++++ Record set ++++
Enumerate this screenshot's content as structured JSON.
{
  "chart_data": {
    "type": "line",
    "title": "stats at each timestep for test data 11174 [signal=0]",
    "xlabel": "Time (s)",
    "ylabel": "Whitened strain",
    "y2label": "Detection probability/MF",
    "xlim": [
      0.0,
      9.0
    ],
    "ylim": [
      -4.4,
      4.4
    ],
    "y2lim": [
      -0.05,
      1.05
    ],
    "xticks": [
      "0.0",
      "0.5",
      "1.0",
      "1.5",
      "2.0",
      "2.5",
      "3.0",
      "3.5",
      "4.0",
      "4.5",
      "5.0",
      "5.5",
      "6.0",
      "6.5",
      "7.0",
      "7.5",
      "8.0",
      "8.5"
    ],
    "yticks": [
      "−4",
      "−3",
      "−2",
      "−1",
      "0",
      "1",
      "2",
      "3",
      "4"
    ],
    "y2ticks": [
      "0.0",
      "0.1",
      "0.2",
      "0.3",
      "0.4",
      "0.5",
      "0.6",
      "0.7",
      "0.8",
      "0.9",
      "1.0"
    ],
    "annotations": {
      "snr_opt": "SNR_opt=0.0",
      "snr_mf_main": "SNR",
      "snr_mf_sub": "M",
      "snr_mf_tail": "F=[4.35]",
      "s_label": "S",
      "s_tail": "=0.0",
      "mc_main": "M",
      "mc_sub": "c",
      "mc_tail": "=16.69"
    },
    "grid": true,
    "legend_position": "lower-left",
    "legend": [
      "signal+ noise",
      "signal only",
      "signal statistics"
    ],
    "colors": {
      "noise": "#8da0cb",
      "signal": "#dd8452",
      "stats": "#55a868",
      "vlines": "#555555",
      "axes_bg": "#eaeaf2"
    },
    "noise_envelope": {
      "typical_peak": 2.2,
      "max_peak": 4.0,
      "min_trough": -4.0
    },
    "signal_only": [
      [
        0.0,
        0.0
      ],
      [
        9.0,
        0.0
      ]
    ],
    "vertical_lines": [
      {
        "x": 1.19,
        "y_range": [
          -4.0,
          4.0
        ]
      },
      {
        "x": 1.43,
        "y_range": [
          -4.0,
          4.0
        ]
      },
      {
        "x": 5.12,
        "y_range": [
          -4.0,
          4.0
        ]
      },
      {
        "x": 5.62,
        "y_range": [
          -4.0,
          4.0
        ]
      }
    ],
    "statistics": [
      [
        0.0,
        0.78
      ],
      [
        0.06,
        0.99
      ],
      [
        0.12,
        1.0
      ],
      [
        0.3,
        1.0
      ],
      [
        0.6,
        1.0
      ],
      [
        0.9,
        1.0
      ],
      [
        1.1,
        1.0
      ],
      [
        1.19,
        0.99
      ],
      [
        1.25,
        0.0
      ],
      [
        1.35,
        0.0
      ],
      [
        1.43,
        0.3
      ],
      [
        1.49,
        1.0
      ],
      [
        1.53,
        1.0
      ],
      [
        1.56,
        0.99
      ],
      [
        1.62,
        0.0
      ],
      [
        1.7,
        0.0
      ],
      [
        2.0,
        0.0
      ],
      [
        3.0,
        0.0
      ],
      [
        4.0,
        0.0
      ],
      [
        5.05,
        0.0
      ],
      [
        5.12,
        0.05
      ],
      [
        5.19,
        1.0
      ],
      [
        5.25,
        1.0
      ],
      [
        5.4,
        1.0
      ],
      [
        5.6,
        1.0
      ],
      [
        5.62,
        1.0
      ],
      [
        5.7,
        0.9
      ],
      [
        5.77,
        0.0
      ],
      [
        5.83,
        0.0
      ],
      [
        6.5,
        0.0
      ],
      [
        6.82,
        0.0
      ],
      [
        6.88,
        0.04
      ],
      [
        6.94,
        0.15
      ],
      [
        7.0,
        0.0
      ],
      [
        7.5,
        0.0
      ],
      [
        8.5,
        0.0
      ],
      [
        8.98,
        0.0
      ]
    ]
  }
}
++++
> [Your instructions]
Compute how many lines include the string "stats", then give that number by itself.

> [Final answer]
2